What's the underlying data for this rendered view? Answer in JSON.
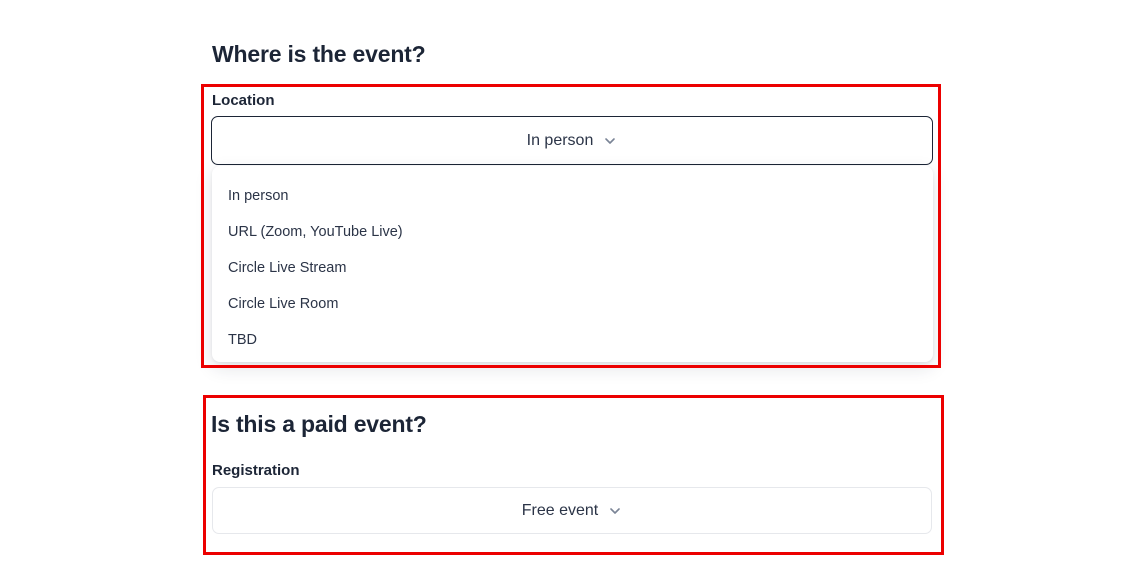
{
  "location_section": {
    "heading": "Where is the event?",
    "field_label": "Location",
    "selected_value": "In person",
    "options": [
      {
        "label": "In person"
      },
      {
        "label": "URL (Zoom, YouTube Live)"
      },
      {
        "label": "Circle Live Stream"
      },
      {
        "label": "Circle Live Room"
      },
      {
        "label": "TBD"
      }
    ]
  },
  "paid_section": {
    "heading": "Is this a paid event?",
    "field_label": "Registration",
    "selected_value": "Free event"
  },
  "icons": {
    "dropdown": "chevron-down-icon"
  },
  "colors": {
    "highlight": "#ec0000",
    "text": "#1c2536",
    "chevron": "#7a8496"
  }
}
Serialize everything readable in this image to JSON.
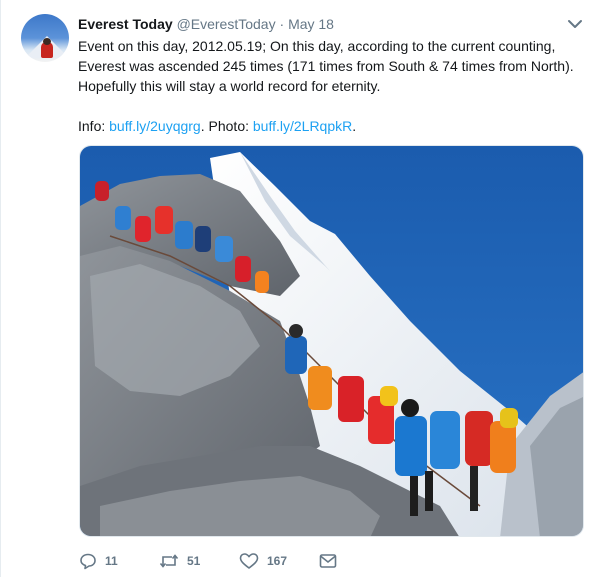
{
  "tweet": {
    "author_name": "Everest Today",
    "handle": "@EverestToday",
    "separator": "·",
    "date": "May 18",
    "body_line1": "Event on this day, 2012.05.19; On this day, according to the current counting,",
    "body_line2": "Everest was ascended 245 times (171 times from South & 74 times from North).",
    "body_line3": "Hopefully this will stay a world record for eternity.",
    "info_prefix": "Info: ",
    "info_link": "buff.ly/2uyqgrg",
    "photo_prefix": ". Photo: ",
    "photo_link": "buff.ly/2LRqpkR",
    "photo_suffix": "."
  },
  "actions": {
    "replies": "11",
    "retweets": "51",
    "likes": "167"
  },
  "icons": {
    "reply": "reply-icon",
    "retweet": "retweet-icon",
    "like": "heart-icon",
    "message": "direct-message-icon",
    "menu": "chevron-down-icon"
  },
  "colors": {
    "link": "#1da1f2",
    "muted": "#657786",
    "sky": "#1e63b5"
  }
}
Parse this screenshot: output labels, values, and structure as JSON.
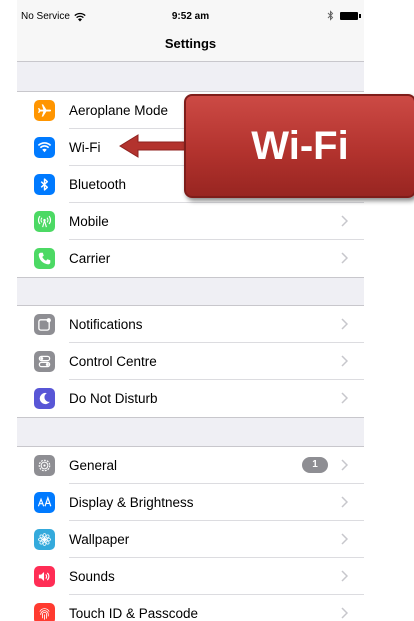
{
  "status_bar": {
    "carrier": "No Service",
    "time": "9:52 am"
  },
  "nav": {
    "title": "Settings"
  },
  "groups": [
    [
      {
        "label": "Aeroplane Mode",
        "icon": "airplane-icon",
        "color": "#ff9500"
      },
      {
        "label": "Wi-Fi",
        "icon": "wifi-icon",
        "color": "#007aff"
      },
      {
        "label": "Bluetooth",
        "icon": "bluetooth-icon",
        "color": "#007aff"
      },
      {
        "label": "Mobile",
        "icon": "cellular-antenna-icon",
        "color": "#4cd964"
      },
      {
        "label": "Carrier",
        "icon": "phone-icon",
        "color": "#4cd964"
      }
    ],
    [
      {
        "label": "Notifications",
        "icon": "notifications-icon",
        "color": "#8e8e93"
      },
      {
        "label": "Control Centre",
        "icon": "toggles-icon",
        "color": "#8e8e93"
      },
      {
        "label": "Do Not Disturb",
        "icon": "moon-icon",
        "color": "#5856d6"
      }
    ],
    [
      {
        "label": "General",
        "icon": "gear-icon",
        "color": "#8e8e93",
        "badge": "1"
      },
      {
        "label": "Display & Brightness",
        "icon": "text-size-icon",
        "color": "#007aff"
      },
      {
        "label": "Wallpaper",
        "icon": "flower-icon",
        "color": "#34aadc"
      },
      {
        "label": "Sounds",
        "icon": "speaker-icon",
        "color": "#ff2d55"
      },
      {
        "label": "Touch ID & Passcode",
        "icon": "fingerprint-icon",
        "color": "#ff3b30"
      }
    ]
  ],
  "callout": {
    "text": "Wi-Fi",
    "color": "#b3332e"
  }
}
****************
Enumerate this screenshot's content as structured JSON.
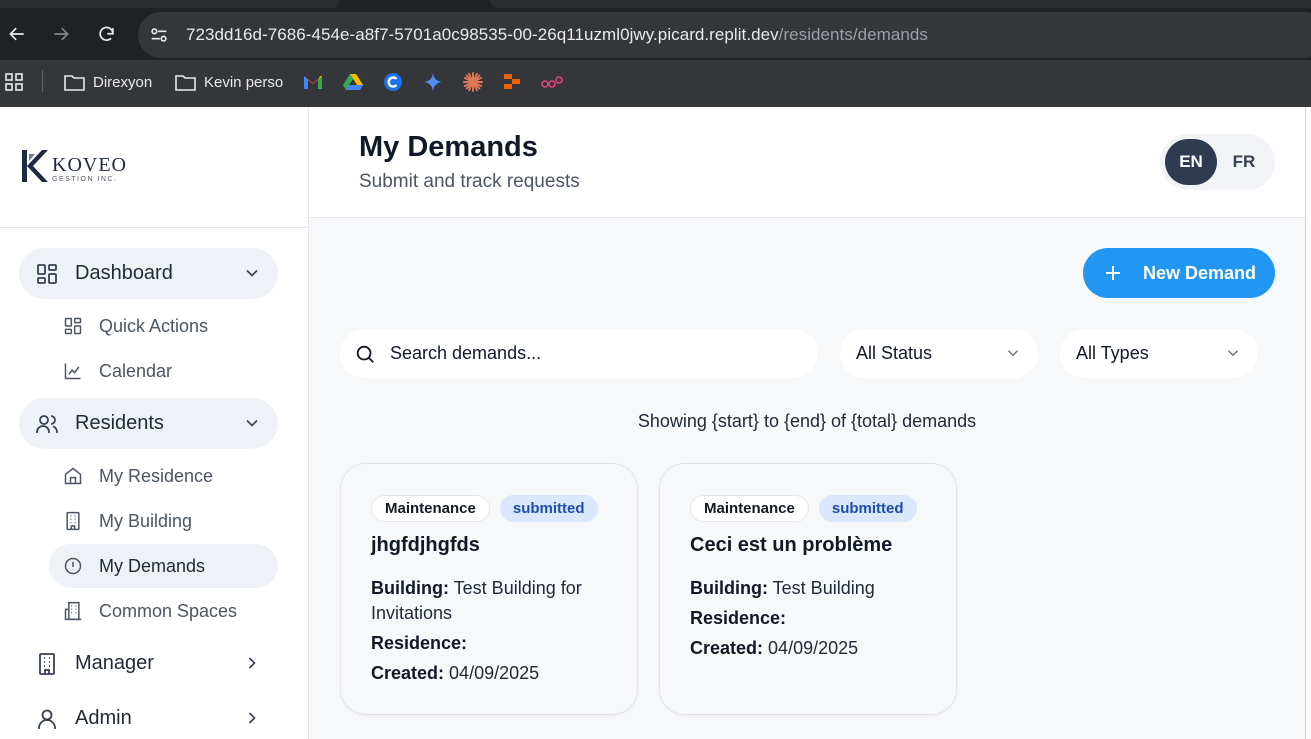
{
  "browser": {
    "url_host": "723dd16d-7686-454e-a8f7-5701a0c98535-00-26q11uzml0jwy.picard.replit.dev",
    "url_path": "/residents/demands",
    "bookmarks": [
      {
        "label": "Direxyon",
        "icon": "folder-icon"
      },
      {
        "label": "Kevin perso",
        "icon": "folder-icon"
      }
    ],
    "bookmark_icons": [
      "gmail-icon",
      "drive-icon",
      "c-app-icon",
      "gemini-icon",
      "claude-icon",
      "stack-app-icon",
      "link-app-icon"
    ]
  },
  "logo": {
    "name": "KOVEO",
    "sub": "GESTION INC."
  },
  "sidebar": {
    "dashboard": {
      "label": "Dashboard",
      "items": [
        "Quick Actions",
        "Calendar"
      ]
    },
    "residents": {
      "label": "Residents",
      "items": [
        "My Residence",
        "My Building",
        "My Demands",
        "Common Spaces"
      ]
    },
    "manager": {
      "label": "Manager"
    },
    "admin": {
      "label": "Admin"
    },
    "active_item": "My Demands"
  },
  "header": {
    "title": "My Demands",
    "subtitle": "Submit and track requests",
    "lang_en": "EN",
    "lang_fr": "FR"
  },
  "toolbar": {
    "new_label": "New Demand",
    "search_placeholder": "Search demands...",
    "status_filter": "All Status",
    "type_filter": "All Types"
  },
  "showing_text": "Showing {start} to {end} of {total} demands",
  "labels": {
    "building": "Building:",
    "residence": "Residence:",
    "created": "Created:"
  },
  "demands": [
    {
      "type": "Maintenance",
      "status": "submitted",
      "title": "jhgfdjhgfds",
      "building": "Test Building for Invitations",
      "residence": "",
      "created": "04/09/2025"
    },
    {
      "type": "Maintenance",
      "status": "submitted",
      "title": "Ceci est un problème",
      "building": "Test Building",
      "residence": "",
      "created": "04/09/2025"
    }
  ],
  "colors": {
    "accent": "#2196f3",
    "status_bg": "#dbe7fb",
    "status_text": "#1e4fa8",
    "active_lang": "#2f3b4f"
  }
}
****************
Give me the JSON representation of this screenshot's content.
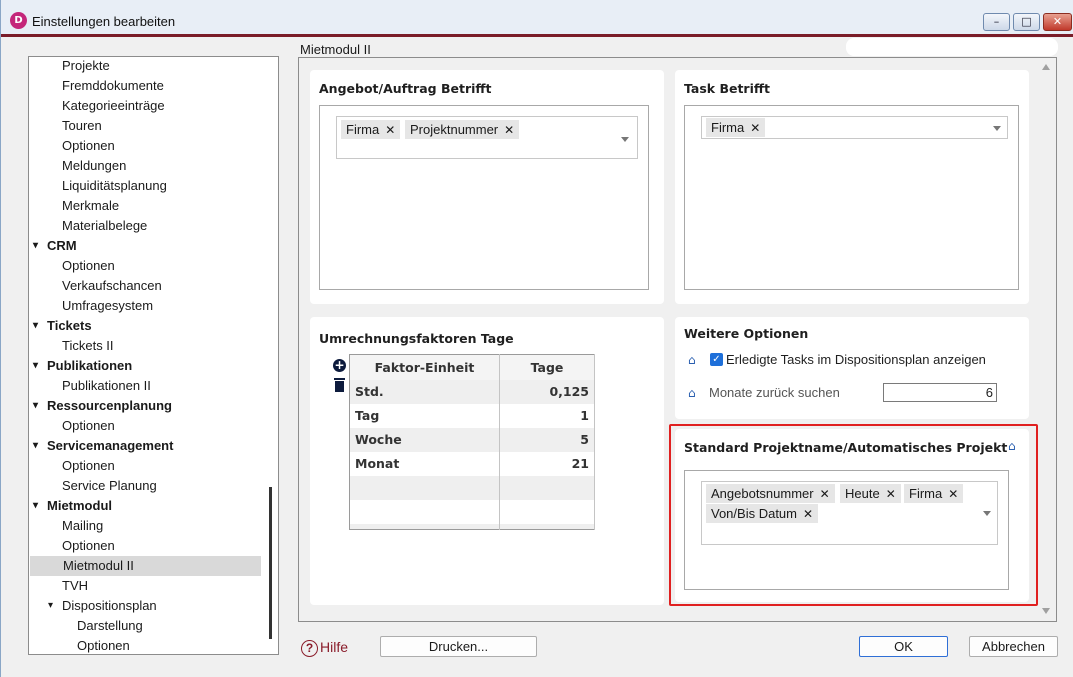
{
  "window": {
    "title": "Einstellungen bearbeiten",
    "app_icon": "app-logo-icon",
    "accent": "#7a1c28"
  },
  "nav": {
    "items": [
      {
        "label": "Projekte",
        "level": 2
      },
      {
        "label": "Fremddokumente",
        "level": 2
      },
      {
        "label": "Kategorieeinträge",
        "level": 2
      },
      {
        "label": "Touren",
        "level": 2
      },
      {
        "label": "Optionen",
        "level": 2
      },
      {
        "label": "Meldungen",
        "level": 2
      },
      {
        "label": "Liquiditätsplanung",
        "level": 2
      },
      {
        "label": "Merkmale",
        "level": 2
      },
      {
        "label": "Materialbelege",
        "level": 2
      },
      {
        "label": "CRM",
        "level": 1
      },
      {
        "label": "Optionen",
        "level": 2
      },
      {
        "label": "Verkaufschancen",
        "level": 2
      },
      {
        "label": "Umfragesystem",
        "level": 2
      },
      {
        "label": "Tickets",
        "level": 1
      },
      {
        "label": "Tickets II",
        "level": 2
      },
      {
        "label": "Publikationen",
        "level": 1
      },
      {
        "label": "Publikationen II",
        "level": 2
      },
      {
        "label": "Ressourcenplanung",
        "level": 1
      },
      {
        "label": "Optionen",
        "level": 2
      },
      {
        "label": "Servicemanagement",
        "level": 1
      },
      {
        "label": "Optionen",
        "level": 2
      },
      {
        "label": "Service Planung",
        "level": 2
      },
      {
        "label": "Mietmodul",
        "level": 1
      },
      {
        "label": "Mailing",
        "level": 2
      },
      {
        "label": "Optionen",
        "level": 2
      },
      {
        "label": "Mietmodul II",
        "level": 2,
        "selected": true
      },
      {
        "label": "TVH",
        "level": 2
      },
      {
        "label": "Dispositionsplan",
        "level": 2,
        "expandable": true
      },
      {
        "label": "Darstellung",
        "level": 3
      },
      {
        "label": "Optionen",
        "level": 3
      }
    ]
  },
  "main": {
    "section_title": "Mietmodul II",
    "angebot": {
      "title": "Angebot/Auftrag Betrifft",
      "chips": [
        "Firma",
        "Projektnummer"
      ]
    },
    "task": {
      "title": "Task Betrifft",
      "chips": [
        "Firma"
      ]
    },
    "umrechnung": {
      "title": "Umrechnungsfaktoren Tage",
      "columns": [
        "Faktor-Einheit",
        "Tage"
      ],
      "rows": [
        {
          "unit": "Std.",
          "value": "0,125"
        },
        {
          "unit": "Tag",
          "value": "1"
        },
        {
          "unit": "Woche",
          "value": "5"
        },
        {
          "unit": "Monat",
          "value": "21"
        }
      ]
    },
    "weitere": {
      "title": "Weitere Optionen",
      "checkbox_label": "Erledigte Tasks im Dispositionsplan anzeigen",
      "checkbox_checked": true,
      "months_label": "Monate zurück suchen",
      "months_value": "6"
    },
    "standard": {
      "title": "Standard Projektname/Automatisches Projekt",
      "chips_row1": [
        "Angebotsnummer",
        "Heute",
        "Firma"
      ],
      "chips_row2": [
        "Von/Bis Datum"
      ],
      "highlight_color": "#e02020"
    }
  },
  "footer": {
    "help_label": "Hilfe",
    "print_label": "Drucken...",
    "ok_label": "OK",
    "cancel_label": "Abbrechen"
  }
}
****************
Instruction
Select every line in the material above where the string "Betrifft" occurs, and copy it.

Worked solution
      "title": "Angebot/Auftrag Betrifft",
      "title": "Task Betrifft",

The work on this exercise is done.